*Records excerpted from a collection*.
##########

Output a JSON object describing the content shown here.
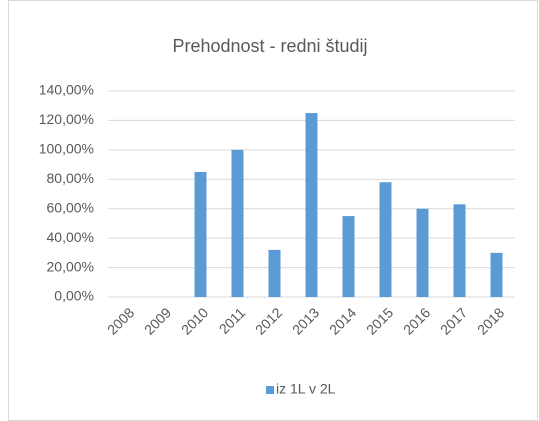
{
  "chart_data": {
    "type": "bar",
    "title": "Prehodnost - redni študij",
    "categories": [
      "2008",
      "2009",
      "2010",
      "2011",
      "2012",
      "2013",
      "2014",
      "2015",
      "2016",
      "2017",
      "2018"
    ],
    "series": [
      {
        "name": "iz 1L v 2L",
        "color": "#5b9bd5",
        "values": [
          0,
          0,
          85,
          100,
          32,
          125,
          55,
          78,
          60,
          63,
          30
        ]
      }
    ],
    "ylim": [
      0,
      140
    ],
    "yticks": [
      {
        "value": 0,
        "label": "0,00%"
      },
      {
        "value": 20,
        "label": "20,00%"
      },
      {
        "value": 40,
        "label": "40,00%"
      },
      {
        "value": 60,
        "label": "60,00%"
      },
      {
        "value": 80,
        "label": "80,00%"
      },
      {
        "value": 100,
        "label": "100,00%"
      },
      {
        "value": 120,
        "label": "120,00%"
      },
      {
        "value": 140,
        "label": "140,00%"
      }
    ],
    "grid": true,
    "legend": "bottom"
  }
}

##########

*OBJECTIVE*. Show every line from the entries above in which "label" appears.

*ANSWER TO THE TASK*.
        "label": "0,00%"
        "label": "20,00%"
        "label": "40,00%"
        "label": "60,00%"
        "label": "80,00%"
        "label": "100,00%"
        "label": "120,00%"
        "label": "140,00%"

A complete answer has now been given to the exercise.